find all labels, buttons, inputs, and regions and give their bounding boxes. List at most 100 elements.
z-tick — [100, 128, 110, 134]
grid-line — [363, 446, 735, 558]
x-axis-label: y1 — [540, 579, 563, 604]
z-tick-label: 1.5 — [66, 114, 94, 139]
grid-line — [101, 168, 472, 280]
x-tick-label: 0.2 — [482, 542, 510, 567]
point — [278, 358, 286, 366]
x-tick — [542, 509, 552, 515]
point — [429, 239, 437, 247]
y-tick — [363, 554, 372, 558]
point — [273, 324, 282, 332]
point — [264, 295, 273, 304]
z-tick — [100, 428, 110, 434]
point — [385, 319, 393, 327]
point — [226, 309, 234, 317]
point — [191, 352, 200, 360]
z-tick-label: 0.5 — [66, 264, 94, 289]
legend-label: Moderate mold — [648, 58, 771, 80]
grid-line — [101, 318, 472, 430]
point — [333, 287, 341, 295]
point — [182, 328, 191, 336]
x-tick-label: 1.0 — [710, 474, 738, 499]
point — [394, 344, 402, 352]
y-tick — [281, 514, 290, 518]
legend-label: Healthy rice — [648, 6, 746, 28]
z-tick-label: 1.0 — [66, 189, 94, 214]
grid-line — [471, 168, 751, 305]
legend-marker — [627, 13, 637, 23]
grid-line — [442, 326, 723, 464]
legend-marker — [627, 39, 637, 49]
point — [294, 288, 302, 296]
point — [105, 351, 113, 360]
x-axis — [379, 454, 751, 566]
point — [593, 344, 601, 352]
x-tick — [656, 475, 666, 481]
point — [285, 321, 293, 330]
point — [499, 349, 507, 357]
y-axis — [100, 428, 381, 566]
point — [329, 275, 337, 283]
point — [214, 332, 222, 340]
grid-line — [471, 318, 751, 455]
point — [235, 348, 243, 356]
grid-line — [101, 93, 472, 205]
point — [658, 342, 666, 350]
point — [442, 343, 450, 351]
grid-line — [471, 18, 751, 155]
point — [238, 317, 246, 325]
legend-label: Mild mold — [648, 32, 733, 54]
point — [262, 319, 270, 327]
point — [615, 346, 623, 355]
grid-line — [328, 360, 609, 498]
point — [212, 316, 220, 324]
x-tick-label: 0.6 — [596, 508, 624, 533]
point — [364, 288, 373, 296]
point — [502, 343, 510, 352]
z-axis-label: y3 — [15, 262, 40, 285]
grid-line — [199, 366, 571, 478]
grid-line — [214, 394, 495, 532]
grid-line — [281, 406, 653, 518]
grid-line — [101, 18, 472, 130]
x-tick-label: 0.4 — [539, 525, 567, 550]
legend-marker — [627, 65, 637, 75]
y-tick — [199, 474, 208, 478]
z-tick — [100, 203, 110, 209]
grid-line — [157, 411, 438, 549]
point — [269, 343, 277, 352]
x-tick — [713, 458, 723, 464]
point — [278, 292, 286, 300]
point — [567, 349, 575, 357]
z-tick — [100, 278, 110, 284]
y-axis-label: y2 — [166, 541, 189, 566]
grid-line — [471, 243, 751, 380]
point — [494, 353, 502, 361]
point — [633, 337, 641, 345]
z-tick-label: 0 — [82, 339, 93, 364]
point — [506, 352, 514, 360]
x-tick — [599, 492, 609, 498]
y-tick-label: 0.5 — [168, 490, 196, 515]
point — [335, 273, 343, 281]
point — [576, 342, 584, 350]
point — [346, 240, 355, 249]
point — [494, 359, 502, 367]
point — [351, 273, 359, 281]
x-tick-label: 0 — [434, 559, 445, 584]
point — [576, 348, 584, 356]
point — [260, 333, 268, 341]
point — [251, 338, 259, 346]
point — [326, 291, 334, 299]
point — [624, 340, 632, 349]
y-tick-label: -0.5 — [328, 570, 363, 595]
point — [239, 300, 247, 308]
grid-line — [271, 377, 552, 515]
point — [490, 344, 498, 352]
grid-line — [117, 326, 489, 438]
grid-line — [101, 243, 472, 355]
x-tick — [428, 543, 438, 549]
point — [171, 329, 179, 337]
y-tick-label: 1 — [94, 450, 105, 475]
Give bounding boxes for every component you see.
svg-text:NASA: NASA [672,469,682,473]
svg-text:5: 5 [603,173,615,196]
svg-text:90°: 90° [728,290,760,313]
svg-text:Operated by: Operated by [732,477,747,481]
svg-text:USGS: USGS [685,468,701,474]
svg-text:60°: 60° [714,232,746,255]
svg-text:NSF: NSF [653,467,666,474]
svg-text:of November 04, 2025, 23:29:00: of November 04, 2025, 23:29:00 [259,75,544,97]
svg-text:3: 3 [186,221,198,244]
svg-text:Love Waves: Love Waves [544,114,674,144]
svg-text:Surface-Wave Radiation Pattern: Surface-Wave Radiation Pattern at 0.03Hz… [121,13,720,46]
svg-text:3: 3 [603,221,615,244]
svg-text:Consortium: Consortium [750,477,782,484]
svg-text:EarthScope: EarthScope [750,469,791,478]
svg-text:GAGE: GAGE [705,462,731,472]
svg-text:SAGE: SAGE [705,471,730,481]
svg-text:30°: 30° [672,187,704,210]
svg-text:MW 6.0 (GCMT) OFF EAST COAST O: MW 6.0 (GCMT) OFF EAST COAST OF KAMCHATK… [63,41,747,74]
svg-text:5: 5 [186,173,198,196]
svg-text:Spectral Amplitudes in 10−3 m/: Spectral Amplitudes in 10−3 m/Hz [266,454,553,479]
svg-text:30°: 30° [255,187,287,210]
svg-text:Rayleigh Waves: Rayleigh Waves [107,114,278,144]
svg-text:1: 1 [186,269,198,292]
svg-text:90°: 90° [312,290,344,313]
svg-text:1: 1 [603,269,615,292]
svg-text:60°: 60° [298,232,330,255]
- - - - -
▶ [Directive]: Rewrite the rows above, replacing "Moderate mold" with "Severe mold" and leaving everything else unchanged.

▶ [Result for this task]:
find all labels, buttons, inputs, and regions and give their bounding boxes. List at most 100 elements.
z-tick — [100, 128, 110, 134]
grid-line — [363, 446, 735, 558]
x-axis-label: y1 — [540, 579, 563, 604]
z-tick-label: 1.5 — [66, 114, 94, 139]
grid-line — [101, 168, 472, 280]
x-tick-label: 0.2 — [482, 542, 510, 567]
point — [278, 358, 286, 366]
x-tick — [542, 509, 552, 515]
point — [429, 239, 437, 247]
y-tick — [363, 554, 372, 558]
point — [273, 324, 282, 332]
point — [264, 295, 273, 304]
z-tick — [100, 428, 110, 434]
point — [385, 319, 393, 327]
point — [226, 309, 234, 317]
point — [191, 352, 200, 360]
z-tick-label: 0.5 — [66, 264, 94, 289]
legend-label: Severe mold — [648, 58, 771, 80]
grid-line — [101, 318, 472, 430]
point — [333, 287, 341, 295]
point — [182, 328, 191, 336]
x-tick-label: 1.0 — [710, 474, 738, 499]
point — [394, 344, 402, 352]
y-tick — [281, 514, 290, 518]
legend-label: Healthy rice — [648, 6, 746, 28]
z-tick-label: 1.0 — [66, 189, 94, 214]
grid-line — [471, 168, 751, 305]
legend-marker — [627, 13, 637, 23]
grid-line — [442, 326, 723, 464]
legend-marker — [627, 39, 637, 49]
point — [294, 288, 302, 296]
point — [105, 351, 113, 360]
x-axis — [379, 454, 751, 566]
point — [593, 344, 601, 352]
x-tick — [656, 475, 666, 481]
point — [285, 321, 293, 330]
point — [499, 349, 507, 357]
y-axis — [100, 428, 381, 566]
point — [329, 275, 337, 283]
point — [214, 332, 222, 340]
grid-line — [471, 318, 751, 455]
point — [235, 348, 243, 356]
grid-line — [101, 93, 472, 205]
point — [658, 342, 666, 350]
point — [442, 343, 450, 351]
grid-line — [471, 18, 751, 155]
point — [238, 317, 246, 325]
legend-label: Mild mold — [648, 32, 733, 54]
point — [262, 319, 270, 327]
point — [615, 346, 623, 355]
grid-line — [328, 360, 609, 498]
point — [212, 316, 220, 324]
x-tick-label: 0.6 — [596, 508, 624, 533]
point — [364, 288, 373, 296]
point — [502, 343, 510, 352]
z-axis-label: y3 — [15, 262, 40, 285]
grid-line — [199, 366, 571, 478]
grid-line — [214, 394, 495, 532]
grid-line — [281, 406, 653, 518]
grid-line — [101, 18, 472, 130]
x-tick-label: 0.4 — [539, 525, 567, 550]
legend-marker — [627, 65, 637, 75]
y-tick — [199, 474, 208, 478]
z-tick — [100, 203, 110, 209]
grid-line — [157, 411, 438, 549]
point — [269, 343, 277, 352]
x-tick — [713, 458, 723, 464]
point — [278, 292, 286, 300]
point — [567, 349, 575, 357]
z-tick — [100, 278, 110, 284]
y-axis-label: y2 — [166, 541, 189, 566]
grid-line — [471, 243, 751, 380]
point — [494, 353, 502, 361]
point — [633, 337, 641, 345]
z-tick-label: 0 — [82, 339, 93, 364]
point — [506, 352, 514, 360]
x-tick — [599, 492, 609, 498]
y-tick-label: 0.5 — [168, 490, 196, 515]
point — [335, 273, 343, 281]
point — [576, 342, 584, 350]
point — [346, 240, 355, 249]
point — [494, 359, 502, 367]
point — [351, 273, 359, 281]
x-tick-label: 0 — [434, 559, 445, 584]
point — [576, 348, 584, 356]
point — [260, 333, 268, 341]
point — [251, 338, 259, 346]
point — [326, 291, 334, 299]
point — [624, 340, 632, 349]
y-tick-label: -0.5 — [328, 570, 363, 595]
point — [239, 300, 247, 308]
grid-line — [271, 377, 552, 515]
point — [490, 344, 498, 352]
grid-line — [117, 326, 489, 438]
grid-line — [101, 243, 472, 355]
x-tick — [428, 543, 438, 549]
point — [171, 329, 179, 337]
y-tick-label: 1 — [94, 450, 105, 475]
Give bounding boxes for every component you see.
svg-text:NASA: NASA [672,469,682,473]
svg-text:5: 5 [603,173,615,196]
svg-text:90°: 90° [728,290,760,313]
svg-text:Operated by: Operated by [732,477,747,481]
svg-text:USGS: USGS [685,468,701,474]
svg-text:60°: 60° [714,232,746,255]
svg-text:NSF: NSF [653,467,666,474]
svg-text:of November 04, 2025, 23:29:00: of November 04, 2025, 23:29:00 [259,75,544,97]
svg-text:3: 3 [186,221,198,244]
svg-text:Love Waves: Love Waves [544,114,674,144]
svg-text:Surface-Wave Radiation Pattern: Surface-Wave Radiation Pattern at 0.03Hz… [121,13,720,46]
svg-text:3: 3 [603,221,615,244]
svg-text:Consortium: Consortium [750,477,782,484]
svg-text:EarthScope: EarthScope [750,469,791,478]
svg-text:GAGE: GAGE [705,462,731,472]
svg-text:SAGE: SAGE [705,471,730,481]
svg-text:30°: 30° [672,187,704,210]
svg-text:MW 6.0 (GCMT) OFF EAST COAST O: MW 6.0 (GCMT) OFF EAST COAST OF KAMCHATK… [63,41,747,74]
svg-text:5: 5 [186,173,198,196]
svg-text:Spectral Amplitudes in 10−3 m/: Spectral Amplitudes in 10−3 m/Hz [266,454,553,479]
svg-text:30°: 30° [255,187,287,210]
svg-text:Rayleigh Waves: Rayleigh Waves [107,114,278,144]
svg-text:1: 1 [186,269,198,292]
svg-text:90°: 90° [312,290,344,313]
svg-text:1: 1 [603,269,615,292]
svg-text:60°: 60° [298,232,330,255]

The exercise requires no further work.